Copy these records line for line, changing nothing.
━━━━━ Task inputs ━━━━━
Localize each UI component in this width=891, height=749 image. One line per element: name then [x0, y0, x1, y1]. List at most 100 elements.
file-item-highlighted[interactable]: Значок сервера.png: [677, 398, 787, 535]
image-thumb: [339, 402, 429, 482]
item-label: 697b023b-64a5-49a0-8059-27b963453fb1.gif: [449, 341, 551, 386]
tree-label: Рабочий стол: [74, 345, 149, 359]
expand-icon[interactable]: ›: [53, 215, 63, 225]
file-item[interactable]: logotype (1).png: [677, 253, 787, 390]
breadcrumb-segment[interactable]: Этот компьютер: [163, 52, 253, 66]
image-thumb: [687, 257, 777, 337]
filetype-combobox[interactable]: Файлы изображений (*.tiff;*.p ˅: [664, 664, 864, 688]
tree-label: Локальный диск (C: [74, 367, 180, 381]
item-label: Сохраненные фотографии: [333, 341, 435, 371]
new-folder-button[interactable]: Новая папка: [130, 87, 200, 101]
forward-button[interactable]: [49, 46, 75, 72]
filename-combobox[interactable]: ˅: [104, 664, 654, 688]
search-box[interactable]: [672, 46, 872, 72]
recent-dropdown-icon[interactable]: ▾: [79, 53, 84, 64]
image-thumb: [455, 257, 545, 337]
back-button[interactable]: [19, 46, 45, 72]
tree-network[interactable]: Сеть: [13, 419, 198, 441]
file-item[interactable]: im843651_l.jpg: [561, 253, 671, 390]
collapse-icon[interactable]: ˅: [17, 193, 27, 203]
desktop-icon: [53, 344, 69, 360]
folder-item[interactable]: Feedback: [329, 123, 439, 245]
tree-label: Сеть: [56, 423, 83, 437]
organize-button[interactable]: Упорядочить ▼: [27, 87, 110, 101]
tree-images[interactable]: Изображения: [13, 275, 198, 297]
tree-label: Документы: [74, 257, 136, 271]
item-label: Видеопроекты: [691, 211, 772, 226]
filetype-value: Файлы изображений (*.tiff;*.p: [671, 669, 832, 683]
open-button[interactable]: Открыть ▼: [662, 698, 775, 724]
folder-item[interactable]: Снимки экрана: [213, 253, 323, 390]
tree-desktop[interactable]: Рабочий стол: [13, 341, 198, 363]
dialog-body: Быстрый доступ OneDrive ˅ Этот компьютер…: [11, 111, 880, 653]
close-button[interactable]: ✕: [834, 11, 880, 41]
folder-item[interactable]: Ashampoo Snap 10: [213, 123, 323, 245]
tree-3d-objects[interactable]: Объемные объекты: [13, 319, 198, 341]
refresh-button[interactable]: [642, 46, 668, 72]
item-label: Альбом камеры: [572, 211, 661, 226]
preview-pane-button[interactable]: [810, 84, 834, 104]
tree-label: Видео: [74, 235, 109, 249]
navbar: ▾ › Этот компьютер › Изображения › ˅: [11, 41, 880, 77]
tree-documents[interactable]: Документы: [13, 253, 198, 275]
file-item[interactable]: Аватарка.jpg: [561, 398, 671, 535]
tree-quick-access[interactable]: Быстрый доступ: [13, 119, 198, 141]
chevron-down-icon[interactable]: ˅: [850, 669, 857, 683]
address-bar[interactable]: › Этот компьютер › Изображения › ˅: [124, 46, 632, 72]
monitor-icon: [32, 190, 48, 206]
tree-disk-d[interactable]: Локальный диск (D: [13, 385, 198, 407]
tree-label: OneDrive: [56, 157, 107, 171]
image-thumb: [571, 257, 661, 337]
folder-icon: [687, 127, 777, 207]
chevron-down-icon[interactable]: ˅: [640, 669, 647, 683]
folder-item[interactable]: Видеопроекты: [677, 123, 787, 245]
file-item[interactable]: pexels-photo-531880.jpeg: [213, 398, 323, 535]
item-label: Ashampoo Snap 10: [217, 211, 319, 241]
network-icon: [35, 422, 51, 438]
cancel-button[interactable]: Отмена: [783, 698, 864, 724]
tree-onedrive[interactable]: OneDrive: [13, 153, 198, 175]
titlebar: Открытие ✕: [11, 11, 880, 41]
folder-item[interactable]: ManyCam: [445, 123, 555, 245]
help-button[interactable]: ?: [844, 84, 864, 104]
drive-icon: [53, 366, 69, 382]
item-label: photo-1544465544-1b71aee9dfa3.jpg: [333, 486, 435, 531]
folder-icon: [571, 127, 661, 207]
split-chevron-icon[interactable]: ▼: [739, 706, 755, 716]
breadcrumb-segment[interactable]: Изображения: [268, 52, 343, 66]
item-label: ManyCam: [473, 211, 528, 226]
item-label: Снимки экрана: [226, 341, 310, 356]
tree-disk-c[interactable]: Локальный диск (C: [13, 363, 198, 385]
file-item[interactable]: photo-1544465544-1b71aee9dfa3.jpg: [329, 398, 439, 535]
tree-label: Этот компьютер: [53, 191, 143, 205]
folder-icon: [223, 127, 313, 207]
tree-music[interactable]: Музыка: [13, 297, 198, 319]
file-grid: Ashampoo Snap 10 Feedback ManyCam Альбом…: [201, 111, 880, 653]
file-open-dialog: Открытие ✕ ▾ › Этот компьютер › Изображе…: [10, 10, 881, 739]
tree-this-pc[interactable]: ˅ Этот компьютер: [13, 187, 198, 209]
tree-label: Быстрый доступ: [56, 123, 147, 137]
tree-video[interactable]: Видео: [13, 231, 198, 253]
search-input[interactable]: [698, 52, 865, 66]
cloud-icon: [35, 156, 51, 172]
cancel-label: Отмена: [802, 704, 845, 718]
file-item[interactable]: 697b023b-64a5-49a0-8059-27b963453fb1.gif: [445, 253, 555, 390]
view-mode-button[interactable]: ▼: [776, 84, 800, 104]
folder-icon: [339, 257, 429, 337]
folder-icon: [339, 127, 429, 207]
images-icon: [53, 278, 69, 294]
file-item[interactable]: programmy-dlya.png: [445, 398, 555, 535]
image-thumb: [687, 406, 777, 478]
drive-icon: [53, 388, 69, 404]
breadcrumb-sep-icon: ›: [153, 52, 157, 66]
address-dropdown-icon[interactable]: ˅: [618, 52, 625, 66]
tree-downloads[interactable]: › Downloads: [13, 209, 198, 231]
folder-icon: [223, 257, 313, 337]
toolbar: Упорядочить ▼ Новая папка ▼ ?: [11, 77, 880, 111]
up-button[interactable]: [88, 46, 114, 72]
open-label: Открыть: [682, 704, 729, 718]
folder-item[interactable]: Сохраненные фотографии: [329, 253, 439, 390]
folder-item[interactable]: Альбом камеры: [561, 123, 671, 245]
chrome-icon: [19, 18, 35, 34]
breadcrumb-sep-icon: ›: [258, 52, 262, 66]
━━━━━
• **In response**
Localize each UI component in this width=891, height=749 image. One line per element: name then [x0, y0, x1, y1]. List at most 100 elements.
file-item-highlighted[interactable]: Значок сервера.png: [677, 398, 787, 535]
image-thumb: [339, 402, 429, 482]
item-label: 697b023b-64a5-49a0-8059-27b963453fb1.gif: [449, 341, 551, 386]
tree-label: Рабочий стол: [74, 345, 149, 359]
expand-icon[interactable]: ›: [53, 215, 63, 225]
file-item[interactable]: logotype (1).png: [677, 253, 787, 390]
breadcrumb-segment[interactable]: Этот компьютер: [163, 52, 253, 66]
image-thumb: [687, 257, 777, 337]
filetype-combobox[interactable]: Файлы изображений (*.tiff;*.p ˅: [664, 664, 864, 688]
tree-label: Локальный диск (C: [74, 367, 180, 381]
item-label: Сохраненные фотографии: [333, 341, 435, 371]
new-folder-button[interactable]: Новая папка: [130, 87, 200, 101]
forward-button[interactable]: [49, 46, 75, 72]
filename-combobox[interactable]: ˅: [104, 664, 654, 688]
search-box[interactable]: [672, 46, 872, 72]
recent-dropdown-icon[interactable]: ▾: [79, 53, 84, 64]
image-thumb: [455, 257, 545, 337]
back-button[interactable]: [19, 46, 45, 72]
tree-network[interactable]: Сеть: [13, 419, 198, 441]
file-item[interactable]: im843651_l.jpg: [561, 253, 671, 390]
collapse-icon[interactable]: ˅: [17, 193, 27, 203]
desktop-icon: [53, 344, 69, 360]
folder-item[interactable]: Feedback: [329, 123, 439, 245]
tree-label: Сеть: [56, 423, 83, 437]
organize-button[interactable]: Упорядочить ▼: [27, 87, 110, 101]
tree-images[interactable]: Изображения: [13, 275, 198, 297]
tree-label: Документы: [74, 257, 136, 271]
item-label: Видеопроекты: [691, 211, 772, 226]
filetype-value: Файлы изображений (*.tiff;*.p: [671, 669, 832, 683]
open-button[interactable]: Открыть ▼: [662, 698, 775, 724]
folder-item[interactable]: Снимки экрана: [213, 253, 323, 390]
tree-desktop[interactable]: Рабочий стол: [13, 341, 198, 363]
dialog-body: Быстрый доступ OneDrive ˅ Этот компьютер…: [11, 111, 880, 653]
close-button[interactable]: ✕: [834, 11, 880, 41]
folder-item[interactable]: Ashampoo Snap 10: [213, 123, 323, 245]
tree-3d-objects[interactable]: Объемные объекты: [13, 319, 198, 341]
refresh-button[interactable]: [642, 46, 668, 72]
item-label: Альбом камеры: [572, 211, 661, 226]
preview-pane-button[interactable]: [810, 84, 834, 104]
tree-label: Видео: [74, 235, 109, 249]
navbar: ▾ › Этот компьютер › Изображения › ˅: [11, 41, 880, 77]
tree-documents[interactable]: Документы: [13, 253, 198, 275]
file-item[interactable]: Аватарка.jpg: [561, 398, 671, 535]
tree-quick-access[interactable]: Быстрый доступ: [13, 119, 198, 141]
chevron-down-icon[interactable]: ˅: [850, 669, 857, 683]
address-bar[interactable]: › Этот компьютер › Изображения › ˅: [124, 46, 632, 72]
monitor-icon: [32, 190, 48, 206]
tree-disk-d[interactable]: Локальный диск (D: [13, 385, 198, 407]
tree-label: OneDrive: [56, 157, 107, 171]
image-thumb: [571, 257, 661, 337]
folder-icon: [687, 127, 777, 207]
chevron-down-icon[interactable]: ˅: [640, 669, 647, 683]
folder-item[interactable]: Видеопроекты: [677, 123, 787, 245]
file-item[interactable]: pexels-photo-531880.jpeg: [213, 398, 323, 535]
item-label: Ashampoo Snap 10: [217, 211, 319, 241]
network-icon: [35, 422, 51, 438]
cancel-button[interactable]: Отмена: [783, 698, 864, 724]
tree-onedrive[interactable]: OneDrive: [13, 153, 198, 175]
titlebar: Открытие ✕: [11, 11, 880, 41]
folder-item[interactable]: ManyCam: [445, 123, 555, 245]
help-button[interactable]: ?: [844, 84, 864, 104]
drive-icon: [53, 366, 69, 382]
item-label: photo-1544465544-1b71aee9dfa3.jpg: [333, 486, 435, 531]
folder-icon: [571, 127, 661, 207]
split-chevron-icon[interactable]: ▼: [739, 706, 755, 716]
breadcrumb-segment[interactable]: Изображения: [268, 52, 343, 66]
item-label: ManyCam: [473, 211, 528, 226]
item-label: Снимки экрана: [226, 341, 310, 356]
tree-disk-c[interactable]: Локальный диск (C: [13, 363, 198, 385]
file-item[interactable]: photo-1544465544-1b71aee9dfa3.jpg: [329, 398, 439, 535]
tree-label: Этот компьютер: [53, 191, 143, 205]
folder-icon: [223, 127, 313, 207]
tree-music[interactable]: Музыка: [13, 297, 198, 319]
file-grid: Ashampoo Snap 10 Feedback ManyCam Альбом…: [201, 111, 880, 653]
file-open-dialog: Открытие ✕ ▾ › Этот компьютер › Изображе…: [10, 10, 881, 739]
tree-this-pc[interactable]: ˅ Этот компьютер: [13, 187, 198, 209]
tree-label: Быстрый доступ: [56, 123, 147, 137]
tree-video[interactable]: Видео: [13, 231, 198, 253]
search-input[interactable]: [698, 52, 865, 66]
cloud-icon: [35, 156, 51, 172]
cancel-label: Отмена: [802, 704, 845, 718]
file-item[interactable]: 697b023b-64a5-49a0-8059-27b963453fb1.gif: [445, 253, 555, 390]
view-mode-button[interactable]: ▼: [776, 84, 800, 104]
folder-icon: [339, 257, 429, 337]
folder-icon: [339, 127, 429, 207]
images-icon: [53, 278, 69, 294]
file-item[interactable]: programmy-dlya.png: [445, 398, 555, 535]
image-thumb: [687, 406, 777, 478]
drive-icon: [53, 388, 69, 404]
breadcrumb-sep-icon: ›: [153, 52, 157, 66]
address-dropdown-icon[interactable]: ˅: [618, 52, 625, 66]
tree-downloads[interactable]: › Downloads: [13, 209, 198, 231]
folder-icon: [223, 257, 313, 337]
toolbar: Упорядочить ▼ Новая папка ▼ ?: [11, 77, 880, 111]
up-button[interactable]: [88, 46, 114, 72]
open-label: Открыть: [682, 704, 729, 718]
folder-item[interactable]: Сохраненные фотографии: [329, 253, 439, 390]
folder-item[interactable]: Альбом камеры: [561, 123, 671, 245]
chrome-icon: [19, 18, 35, 34]
breadcrumb-sep-icon: ›: [258, 52, 262, 66]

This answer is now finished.